Stored records:

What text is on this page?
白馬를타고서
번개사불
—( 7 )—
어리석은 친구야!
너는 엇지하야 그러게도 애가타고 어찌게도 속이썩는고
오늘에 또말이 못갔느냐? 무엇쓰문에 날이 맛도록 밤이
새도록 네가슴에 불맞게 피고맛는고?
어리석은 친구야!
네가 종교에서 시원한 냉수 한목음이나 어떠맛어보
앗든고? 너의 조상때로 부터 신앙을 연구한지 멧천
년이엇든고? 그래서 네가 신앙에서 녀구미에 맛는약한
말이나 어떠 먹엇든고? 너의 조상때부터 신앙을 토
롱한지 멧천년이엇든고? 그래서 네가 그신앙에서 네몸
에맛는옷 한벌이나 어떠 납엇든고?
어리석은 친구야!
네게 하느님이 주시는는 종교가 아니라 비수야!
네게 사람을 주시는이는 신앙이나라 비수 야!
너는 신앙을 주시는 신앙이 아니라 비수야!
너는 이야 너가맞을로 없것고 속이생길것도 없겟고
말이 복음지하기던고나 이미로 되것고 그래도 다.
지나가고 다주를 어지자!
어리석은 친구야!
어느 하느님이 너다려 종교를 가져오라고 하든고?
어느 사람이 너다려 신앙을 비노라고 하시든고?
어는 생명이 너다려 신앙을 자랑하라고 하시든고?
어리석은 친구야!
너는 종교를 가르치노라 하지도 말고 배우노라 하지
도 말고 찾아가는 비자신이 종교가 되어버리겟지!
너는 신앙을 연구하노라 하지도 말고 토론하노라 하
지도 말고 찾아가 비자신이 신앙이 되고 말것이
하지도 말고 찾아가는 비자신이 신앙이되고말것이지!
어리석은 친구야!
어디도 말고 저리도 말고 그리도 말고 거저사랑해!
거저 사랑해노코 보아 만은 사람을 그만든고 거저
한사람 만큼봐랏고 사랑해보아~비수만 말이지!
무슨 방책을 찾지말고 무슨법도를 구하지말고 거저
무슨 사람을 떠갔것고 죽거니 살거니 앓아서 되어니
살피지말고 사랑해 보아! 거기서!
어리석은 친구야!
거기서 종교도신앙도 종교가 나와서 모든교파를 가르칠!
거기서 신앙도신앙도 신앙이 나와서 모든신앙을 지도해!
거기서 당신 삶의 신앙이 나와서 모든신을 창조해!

> _SET EXERCISE_
Every line of the data above should be reproduced word for word.

> _EXPECTED ANSWER_
What text is on this page?
白馬를타고서
번개사불
—( 7 )—
어리석은 친구야!
너는 엇지하야 그러게도 애가타고 어찌게도 속이썩는고
오늘에 또말이 못갔느냐? 무엇쓰문에 날이 맛도록 밤이
새도록 네가슴에 불맞게 피고맛는고?
어리석은 친구야!
네가 종교에서 시원한 냉수 한목음이나 어떠맛어보
앗든고? 너의 조상때로 부터 신앙을 연구한지 멧천
년이엇든고? 그래서 네가 신앙에서 녀구미에 맛는약한
말이나 어떠 먹엇든고? 너의 조상때부터 신앙을 토
롱한지 멧천년이엇든고? 그래서 네가 그신앙에서 네몸
에맛는옷 한벌이나 어떠 납엇든고?
어리석은 친구야!
네게 하느님이 주시는는 종교가 아니라 비수야!
네게 사람을 주시는이는 신앙이나라 비수 야!
너는 신앙을 주시는 신앙이 아니라 비수야!
너는 이야 너가맞을로 없것고 속이생길것도 없겟고
말이 복음지하기던고나 이미로 되것고 그래도 다.
지나가고 다주를 어지자!
어리석은 친구야!
어느 하느님이 너다려 종교를 가져오라고 하든고?
어느 사람이 너다려 신앙을 비노라고 하시든고?
어는 생명이 너다려 신앙을 자랑하라고 하시든고?
어리석은 친구야!
너는 종교를 가르치노라 하지도 말고 배우노라 하지
도 말고 찾아가는 비자신이 종교가 되어버리겟지!
너는 신앙을 연구하노라 하지도 말고 토론하노라 하
지도 말고 찾아가 비자신이 신앙이 되고 말것이
하지도 말고 찾아가는 비자신이 신앙이되고말것이지!
어리석은 친구야!
어디도 말고 저리도 말고 그리도 말고 거저사랑해!
거저 사랑해노코 보아 만은 사람을 그만든고 거저
한사람 만큼봐랏고 사랑해보아~비수만 말이지!
무슨 방책을 찾지말고 무슨법도를 구하지말고 거저
무슨 사람을 떠갔것고 죽거니 살거니 앓아서 되어니
살피지말고 사랑해 보아! 거기서!
어리석은 친구야!
거기서 종교도신앙도 종교가 나와서 모든교파를 가르칠!
거기서 신앙도신앙도 신앙이 나와서 모든신앙을 지도해!
거기서 당신 삶의 신앙이 나와서 모든신을 창조해!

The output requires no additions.